───── Information provided ─────

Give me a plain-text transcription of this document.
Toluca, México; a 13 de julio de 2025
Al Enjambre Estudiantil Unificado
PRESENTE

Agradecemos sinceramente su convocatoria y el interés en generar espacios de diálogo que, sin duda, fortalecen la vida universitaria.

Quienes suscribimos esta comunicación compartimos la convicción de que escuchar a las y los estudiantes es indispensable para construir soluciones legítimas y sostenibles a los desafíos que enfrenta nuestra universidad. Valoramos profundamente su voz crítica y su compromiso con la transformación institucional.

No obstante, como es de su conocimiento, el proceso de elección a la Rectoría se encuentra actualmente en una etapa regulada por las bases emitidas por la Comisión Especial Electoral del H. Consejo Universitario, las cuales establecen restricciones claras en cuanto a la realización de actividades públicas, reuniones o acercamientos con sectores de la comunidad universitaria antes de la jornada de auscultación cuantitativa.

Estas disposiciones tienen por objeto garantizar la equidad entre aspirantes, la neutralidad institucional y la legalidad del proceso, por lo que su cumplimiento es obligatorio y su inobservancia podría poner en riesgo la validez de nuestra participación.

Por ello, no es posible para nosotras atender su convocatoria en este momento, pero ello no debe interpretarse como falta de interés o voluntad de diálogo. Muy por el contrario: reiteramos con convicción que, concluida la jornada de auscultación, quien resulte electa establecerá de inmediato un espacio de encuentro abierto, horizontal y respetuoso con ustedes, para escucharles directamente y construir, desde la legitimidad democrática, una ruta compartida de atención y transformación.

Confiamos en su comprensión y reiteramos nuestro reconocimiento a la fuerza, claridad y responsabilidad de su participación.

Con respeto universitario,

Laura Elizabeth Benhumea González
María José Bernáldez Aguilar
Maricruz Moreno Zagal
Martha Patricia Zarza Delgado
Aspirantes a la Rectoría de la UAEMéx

─────

## Set problem
Which lines contain the word "institucional"? Copy each one.

## Written solution
Quienes suscribimos esta comunicación compartimos la convicción de que escuchar a las y los estudiantes es indispensable para construir soluciones legítimas y sostenibles a los desafíos que enfrenta nuestra universidad. Valoramos profundamente su voz crítica y su compromiso con la transformación institucional.
Estas disposiciones tienen por objeto garantizar la equidad entre aspirantes, la neutralidad institucional y la legalidad del proceso, por lo que su cumplimiento es obligatorio y su inobservancia podría poner en riesgo la validez de nuestra participación.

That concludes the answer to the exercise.